### Task objective
Type the records out again in full, exactly.

### Entries supplied
::::::::
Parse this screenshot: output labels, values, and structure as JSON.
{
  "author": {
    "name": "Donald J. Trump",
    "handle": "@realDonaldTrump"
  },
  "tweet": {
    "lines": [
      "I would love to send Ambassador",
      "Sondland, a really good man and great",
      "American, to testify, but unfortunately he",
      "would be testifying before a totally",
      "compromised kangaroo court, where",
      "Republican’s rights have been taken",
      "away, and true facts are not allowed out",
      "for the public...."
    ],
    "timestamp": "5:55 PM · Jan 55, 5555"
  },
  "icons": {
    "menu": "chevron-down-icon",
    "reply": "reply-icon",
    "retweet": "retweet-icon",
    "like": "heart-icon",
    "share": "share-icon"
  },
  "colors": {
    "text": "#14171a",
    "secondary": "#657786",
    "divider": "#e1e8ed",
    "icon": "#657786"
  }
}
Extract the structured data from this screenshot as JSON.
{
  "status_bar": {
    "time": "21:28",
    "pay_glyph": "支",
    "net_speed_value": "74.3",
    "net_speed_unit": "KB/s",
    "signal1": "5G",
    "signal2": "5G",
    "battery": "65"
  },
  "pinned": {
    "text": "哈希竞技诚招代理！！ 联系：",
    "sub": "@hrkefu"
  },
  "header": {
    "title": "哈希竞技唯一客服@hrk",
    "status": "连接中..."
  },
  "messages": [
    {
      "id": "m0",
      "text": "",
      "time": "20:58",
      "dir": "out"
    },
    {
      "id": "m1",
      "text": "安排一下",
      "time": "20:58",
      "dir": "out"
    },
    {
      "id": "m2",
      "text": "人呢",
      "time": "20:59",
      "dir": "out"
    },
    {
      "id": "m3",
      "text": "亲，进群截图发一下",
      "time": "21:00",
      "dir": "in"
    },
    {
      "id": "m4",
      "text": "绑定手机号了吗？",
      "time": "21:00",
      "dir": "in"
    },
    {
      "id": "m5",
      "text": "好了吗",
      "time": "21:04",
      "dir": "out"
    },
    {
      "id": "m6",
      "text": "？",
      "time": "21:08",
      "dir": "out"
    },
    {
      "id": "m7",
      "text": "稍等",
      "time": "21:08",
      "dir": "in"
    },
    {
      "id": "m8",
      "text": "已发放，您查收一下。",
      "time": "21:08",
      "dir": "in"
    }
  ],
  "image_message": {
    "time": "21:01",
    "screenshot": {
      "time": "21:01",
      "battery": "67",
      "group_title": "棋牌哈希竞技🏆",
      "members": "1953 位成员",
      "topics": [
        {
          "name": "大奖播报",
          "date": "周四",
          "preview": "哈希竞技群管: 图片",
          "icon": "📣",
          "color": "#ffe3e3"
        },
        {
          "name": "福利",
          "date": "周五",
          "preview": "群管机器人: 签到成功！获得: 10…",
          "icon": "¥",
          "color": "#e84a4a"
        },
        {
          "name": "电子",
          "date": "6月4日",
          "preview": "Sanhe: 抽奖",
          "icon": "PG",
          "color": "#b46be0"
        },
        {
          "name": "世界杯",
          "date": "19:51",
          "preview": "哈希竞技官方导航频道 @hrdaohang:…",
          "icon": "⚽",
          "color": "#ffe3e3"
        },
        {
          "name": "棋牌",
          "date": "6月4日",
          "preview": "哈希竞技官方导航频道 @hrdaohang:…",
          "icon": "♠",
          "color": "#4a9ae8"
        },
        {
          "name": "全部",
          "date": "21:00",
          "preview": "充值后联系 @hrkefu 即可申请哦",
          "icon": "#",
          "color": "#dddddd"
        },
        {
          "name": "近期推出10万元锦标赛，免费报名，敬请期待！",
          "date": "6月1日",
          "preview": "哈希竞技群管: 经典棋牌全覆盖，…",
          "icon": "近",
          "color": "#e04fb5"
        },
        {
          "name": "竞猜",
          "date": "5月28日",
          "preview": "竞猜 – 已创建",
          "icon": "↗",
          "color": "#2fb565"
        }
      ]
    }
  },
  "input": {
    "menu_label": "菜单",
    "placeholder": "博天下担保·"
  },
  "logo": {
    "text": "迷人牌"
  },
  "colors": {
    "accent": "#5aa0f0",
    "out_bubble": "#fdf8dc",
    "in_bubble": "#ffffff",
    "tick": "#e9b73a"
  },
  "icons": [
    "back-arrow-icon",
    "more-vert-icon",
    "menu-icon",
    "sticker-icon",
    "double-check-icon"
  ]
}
::::::::
### Result
Parse this screenshot: output labels, values, and structure as JSON.
{
  "author": {
    "name": "Donald J. Trump",
    "handle": "@realDonaldTrump"
  },
  "tweet": {
    "lines": [
      "I would love to send Ambassador",
      "Sondland, a really good man and great",
      "American, to testify, but unfortunately he",
      "would be testifying before a totally",
      "compromised kangaroo court, where",
      "Republican’s rights have been taken",
      "away, and true facts are not allowed out",
      "for the public...."
    ],
    "timestamp": "5:55 PM · Jan 55, 5555"
  },
  "icons": {
    "menu": "chevron-down-icon",
    "reply": "reply-icon",
    "retweet": "retweet-icon",
    "like": "heart-icon",
    "share": "share-icon"
  },
  "colors": {
    "text": "#14171a",
    "secondary": "#657786",
    "divider": "#e1e8ed",
    "icon": "#657786"
  }
}
Extract the structured data from this screenshot as JSON.
{
  "status_bar": {
    "time": "21:28",
    "pay_glyph": "支",
    "net_speed_value": "74.3",
    "net_speed_unit": "KB/s",
    "signal1": "5G",
    "signal2": "5G",
    "battery": "65"
  },
  "pinned": {
    "text": "哈希竞技诚招代理！！ 联系：",
    "sub": "@hrkefu"
  },
  "header": {
    "title": "哈希竞技唯一客服@hrk",
    "status": "连接中..."
  },
  "messages": [
    {
      "id": "m0",
      "text": "",
      "time": "20:58",
      "dir": "out"
    },
    {
      "id": "m1",
      "text": "安排一下",
      "time": "20:58",
      "dir": "out"
    },
    {
      "id": "m2",
      "text": "人呢",
      "time": "20:59",
      "dir": "out"
    },
    {
      "id": "m3",
      "text": "亲，进群截图发一下",
      "time": "21:00",
      "dir": "in"
    },
    {
      "id": "m4",
      "text": "绑定手机号了吗？",
      "time": "21:00",
      "dir": "in"
    },
    {
      "id": "m5",
      "text": "好了吗",
      "time": "21:04",
      "dir": "out"
    },
    {
      "id": "m6",
      "text": "？",
      "time": "21:08",
      "dir": "out"
    },
    {
      "id": "m7",
      "text": "稍等",
      "time": "21:08",
      "dir": "in"
    },
    {
      "id": "m8",
      "text": "已发放，您查收一下。",
      "time": "21:08",
      "dir": "in"
    }
  ],
  "image_message": {
    "time": "21:01",
    "screenshot": {
      "time": "21:01",
      "battery": "67",
      "group_title": "棋牌哈希竞技🏆",
      "members": "1953 位成员",
      "topics": [
        {
          "name": "大奖播报",
          "date": "周四",
          "preview": "哈希竞技群管: 图片",
          "icon": "📣",
          "color": "#ffe3e3"
        },
        {
          "name": "福利",
          "date": "周五",
          "preview": "群管机器人: 签到成功！获得: 10…",
          "icon": "¥",
          "color": "#e84a4a"
        },
        {
          "name": "电子",
          "date": "6月4日",
          "preview": "Sanhe: 抽奖",
          "icon": "PG",
          "color": "#b46be0"
        },
        {
          "name": "世界杯",
          "date": "19:51",
          "preview": "哈希竞技官方导航频道 @hrdaohang:…",
          "icon": "⚽",
          "color": "#ffe3e3"
        },
        {
          "name": "棋牌",
          "date": "6月4日",
          "preview": "哈希竞技官方导航频道 @hrdaohang:…",
          "icon": "♠",
          "color": "#4a9ae8"
        },
        {
          "name": "全部",
          "date": "21:00",
          "preview": "充值后联系 @hrkefu 即可申请哦",
          "icon": "#",
          "color": "#dddddd"
        },
        {
          "name": "近期推出10万元锦标赛，免费报名，敬请期待！",
          "date": "6月1日",
          "preview": "哈希竞技群管: 经典棋牌全覆盖，…",
          "icon": "近",
          "color": "#e04fb5"
        },
        {
          "name": "竞猜",
          "date": "5月28日",
          "preview": "竞猜 – 已创建",
          "icon": "↗",
          "color": "#2fb565"
        }
      ]
    }
  },
  "input": {
    "menu_label": "菜单",
    "placeholder": "博天下担保·"
  },
  "logo": {
    "text": "迷人牌"
  },
  "colors": {
    "accent": "#5aa0f0",
    "out_bubble": "#fdf8dc",
    "in_bubble": "#ffffff",
    "tick": "#e9b73a"
  },
  "icons": [
    "back-arrow-icon",
    "more-vert-icon",
    "menu-icon",
    "sticker-icon",
    "double-check-icon"
  ]
}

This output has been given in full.